_The records_
--*--

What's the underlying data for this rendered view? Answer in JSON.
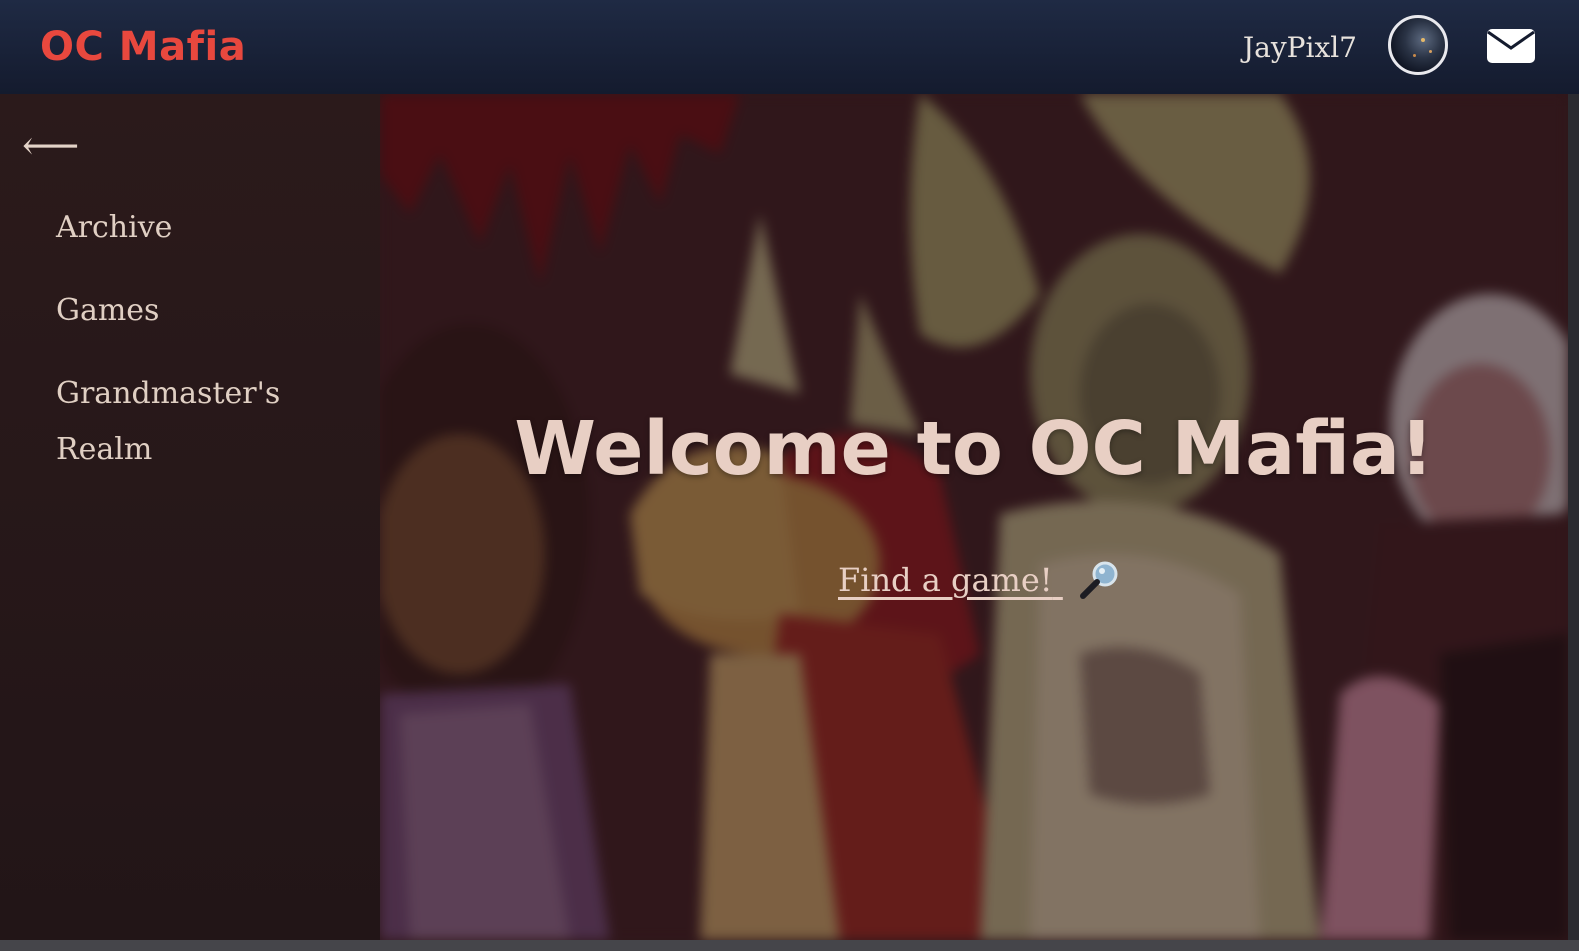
{
  "header": {
    "brand": "OC Mafia",
    "username": "JayPixl7",
    "avatar_icon": "user-avatar",
    "mail_icon": "envelope-icon"
  },
  "sidebar": {
    "back_icon": "arrow-left-icon",
    "back_glyph": "⟵",
    "items": [
      {
        "label": "Archive"
      },
      {
        "label": "Games"
      },
      {
        "label": "Grandmaster's Realm"
      }
    ]
  },
  "hero": {
    "title": "Welcome to OC Mafia!",
    "cta_label": "Find a game!",
    "cta_icon": "magnifying-glass-icon"
  },
  "colors": {
    "brand": "#e8483e",
    "topbar": "#1a2338",
    "sidebar": "#261819",
    "text_light": "#e8cfc4"
  }
}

--*--

_Short exercise_
Say how many lines of the listing above contain "Mafia", with no other words.

_In response_
2